## Text section

This document taught us a few things:

  • PKZIP added support for directories ("folders") in version 2.0 of their application. However, that 2.0 version identifier does NOT have to be used by the zipped data. In fact, when using Linux utilities to make ZIPs of folders, the "minimum version required" field for the local file headers of the directory entries are set to 0A (10) 00 (0) as seen here (the "version required" is 2 bytes according to the spec), regardless of whether we interpret the two bytes as Little Endian or Big Endian, so that means the value is "10" (which is then cast into a string and split in the middle, so "10" decimal means version 1.0 of the ZIP format, which is before directory support was even added to the spec itself, hehe), and this means that the "minimum version required" attribute of the file is totally useless for the purpose of identifying folders and doesn't have any role in marking folders:

image

  • I also found another person who had noticed the 0A (10) 00 (0) version value for directories in their own ZIPs.
  • The spec confirms that forward slashes are the only correct directory separator.
  • It says nothing about how to mark empty directories.
  • But it makes it very clear that directories, if included, MUST BE ENCODED AS ZERO-BYTE files. So that part is now fully confirmed.

External File Attributes

  • The ZIP spec allows the appending of "external file attributes" to the zipped data. They are host OS-specific, for the OS that created the ZIP file.
   4.4.15 external file attributes: (4 bytes)

       The mapping of the external attributes is
       host-system dependent (see 'version made by').  For
       MS-DOS, the low order byte is the MS-DOS directory
       attribute byte.  If input came from standard input, this
       field is set to zero.

## Data listing
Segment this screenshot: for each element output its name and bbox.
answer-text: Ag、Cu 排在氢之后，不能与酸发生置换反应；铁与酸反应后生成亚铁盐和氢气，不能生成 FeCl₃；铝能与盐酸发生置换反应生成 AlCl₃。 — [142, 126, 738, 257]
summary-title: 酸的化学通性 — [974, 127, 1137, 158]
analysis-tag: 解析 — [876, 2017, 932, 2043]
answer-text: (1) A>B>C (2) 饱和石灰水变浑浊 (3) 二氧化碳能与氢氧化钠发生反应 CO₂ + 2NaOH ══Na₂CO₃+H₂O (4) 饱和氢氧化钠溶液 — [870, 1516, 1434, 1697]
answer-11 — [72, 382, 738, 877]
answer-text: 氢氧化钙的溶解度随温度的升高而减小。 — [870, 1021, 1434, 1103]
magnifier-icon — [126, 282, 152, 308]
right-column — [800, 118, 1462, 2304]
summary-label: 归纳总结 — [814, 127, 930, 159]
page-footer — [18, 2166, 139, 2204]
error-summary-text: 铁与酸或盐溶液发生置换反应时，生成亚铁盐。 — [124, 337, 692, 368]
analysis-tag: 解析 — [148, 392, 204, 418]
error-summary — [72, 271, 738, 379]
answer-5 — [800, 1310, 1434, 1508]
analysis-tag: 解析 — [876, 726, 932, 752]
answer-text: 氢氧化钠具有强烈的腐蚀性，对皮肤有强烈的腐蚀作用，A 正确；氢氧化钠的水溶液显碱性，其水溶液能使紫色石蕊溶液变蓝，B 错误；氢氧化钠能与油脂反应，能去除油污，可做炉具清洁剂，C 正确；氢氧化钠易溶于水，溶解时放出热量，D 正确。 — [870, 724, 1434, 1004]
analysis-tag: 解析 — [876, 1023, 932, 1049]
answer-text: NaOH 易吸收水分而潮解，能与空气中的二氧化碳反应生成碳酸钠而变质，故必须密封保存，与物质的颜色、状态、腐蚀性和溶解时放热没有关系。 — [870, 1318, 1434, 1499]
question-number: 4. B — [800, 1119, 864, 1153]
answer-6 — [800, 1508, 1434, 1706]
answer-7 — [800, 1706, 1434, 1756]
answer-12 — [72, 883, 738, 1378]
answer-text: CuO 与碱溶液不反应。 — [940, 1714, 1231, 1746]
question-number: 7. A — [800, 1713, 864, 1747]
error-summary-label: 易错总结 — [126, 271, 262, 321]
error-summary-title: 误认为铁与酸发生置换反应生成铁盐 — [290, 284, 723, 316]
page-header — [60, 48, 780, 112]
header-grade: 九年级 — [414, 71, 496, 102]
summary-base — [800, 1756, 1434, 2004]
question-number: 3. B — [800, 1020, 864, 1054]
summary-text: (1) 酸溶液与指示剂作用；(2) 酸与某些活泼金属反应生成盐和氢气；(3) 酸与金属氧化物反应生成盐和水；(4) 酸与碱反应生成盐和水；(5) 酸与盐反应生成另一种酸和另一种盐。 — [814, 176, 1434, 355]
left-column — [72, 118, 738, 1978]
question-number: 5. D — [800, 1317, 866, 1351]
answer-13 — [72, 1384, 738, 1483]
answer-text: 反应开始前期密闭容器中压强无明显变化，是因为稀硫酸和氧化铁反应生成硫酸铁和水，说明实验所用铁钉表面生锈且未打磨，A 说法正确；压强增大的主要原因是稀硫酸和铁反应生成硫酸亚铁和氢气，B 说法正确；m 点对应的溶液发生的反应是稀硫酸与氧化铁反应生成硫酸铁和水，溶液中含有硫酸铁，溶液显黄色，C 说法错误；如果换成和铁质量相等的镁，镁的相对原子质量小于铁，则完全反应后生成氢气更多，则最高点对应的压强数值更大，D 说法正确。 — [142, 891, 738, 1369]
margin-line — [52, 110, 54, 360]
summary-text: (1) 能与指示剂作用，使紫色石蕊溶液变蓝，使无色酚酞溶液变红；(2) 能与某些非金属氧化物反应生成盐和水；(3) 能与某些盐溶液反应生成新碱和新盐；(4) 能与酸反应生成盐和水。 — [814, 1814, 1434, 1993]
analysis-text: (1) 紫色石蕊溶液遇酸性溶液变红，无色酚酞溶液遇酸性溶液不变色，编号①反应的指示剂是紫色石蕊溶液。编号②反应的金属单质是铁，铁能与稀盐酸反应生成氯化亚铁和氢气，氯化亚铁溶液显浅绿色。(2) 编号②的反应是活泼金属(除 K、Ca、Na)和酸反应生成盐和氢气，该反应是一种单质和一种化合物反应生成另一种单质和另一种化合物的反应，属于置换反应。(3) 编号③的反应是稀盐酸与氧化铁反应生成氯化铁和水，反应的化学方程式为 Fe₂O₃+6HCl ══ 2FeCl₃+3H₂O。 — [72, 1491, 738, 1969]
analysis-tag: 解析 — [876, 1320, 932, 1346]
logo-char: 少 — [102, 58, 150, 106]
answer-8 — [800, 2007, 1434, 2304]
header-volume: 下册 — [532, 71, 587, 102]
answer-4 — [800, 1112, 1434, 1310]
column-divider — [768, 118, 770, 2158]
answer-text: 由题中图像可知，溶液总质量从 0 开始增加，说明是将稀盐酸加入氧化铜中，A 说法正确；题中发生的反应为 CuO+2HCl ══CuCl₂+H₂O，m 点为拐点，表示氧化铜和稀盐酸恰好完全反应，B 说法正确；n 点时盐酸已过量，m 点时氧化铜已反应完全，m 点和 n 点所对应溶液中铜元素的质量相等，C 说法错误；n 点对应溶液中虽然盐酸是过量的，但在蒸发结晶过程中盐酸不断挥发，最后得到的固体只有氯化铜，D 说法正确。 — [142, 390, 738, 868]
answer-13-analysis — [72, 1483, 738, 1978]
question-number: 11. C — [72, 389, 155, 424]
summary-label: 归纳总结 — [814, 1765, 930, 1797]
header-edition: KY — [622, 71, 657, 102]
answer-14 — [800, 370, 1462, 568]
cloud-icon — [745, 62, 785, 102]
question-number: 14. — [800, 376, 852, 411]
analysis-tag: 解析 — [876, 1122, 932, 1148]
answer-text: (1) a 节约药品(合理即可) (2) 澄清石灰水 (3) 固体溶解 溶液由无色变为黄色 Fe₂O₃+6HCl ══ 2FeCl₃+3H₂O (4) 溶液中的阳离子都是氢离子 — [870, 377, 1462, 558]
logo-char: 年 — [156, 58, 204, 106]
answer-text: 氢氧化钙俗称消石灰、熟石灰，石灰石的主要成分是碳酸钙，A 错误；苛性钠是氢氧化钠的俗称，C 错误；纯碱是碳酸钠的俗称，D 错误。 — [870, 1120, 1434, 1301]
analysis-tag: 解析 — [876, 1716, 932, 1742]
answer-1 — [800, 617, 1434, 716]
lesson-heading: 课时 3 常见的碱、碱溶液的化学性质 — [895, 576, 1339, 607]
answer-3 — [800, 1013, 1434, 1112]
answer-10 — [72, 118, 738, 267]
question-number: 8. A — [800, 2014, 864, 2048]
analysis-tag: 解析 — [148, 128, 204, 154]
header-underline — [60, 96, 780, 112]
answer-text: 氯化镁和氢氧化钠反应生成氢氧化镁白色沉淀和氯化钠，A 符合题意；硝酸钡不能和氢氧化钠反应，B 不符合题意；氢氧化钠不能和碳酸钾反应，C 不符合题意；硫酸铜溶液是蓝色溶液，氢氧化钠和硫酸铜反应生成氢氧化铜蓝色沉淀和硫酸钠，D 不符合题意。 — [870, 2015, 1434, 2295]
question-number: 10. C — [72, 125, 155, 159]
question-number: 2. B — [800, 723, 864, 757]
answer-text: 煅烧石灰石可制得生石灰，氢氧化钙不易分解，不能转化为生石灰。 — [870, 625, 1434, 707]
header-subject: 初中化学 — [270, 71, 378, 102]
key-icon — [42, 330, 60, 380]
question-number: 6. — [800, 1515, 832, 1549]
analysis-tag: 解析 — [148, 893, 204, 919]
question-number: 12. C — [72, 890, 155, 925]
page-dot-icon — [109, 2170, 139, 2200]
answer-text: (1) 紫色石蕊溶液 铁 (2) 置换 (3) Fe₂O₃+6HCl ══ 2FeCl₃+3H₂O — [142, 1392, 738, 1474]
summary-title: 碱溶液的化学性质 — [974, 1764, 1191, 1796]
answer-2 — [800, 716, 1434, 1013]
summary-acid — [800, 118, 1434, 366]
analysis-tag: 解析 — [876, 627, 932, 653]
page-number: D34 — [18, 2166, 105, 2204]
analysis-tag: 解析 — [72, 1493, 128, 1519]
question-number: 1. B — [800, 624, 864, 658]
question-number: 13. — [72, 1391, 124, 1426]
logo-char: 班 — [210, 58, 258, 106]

## What is required
Copy word for word the part of the ZIP directory notes starting with "4.4.15 external file" and going on through "set to zero.".

## Response to the exercise
4.4.15 external file attributes: (4 bytes)

       The mapping of the external attributes is
       host-system dependent (see 'version made by').  For
       MS-DOS, the low order byte is the MS-DOS directory
       attribute byte.  If input came from standard input, this
       field is set to zero.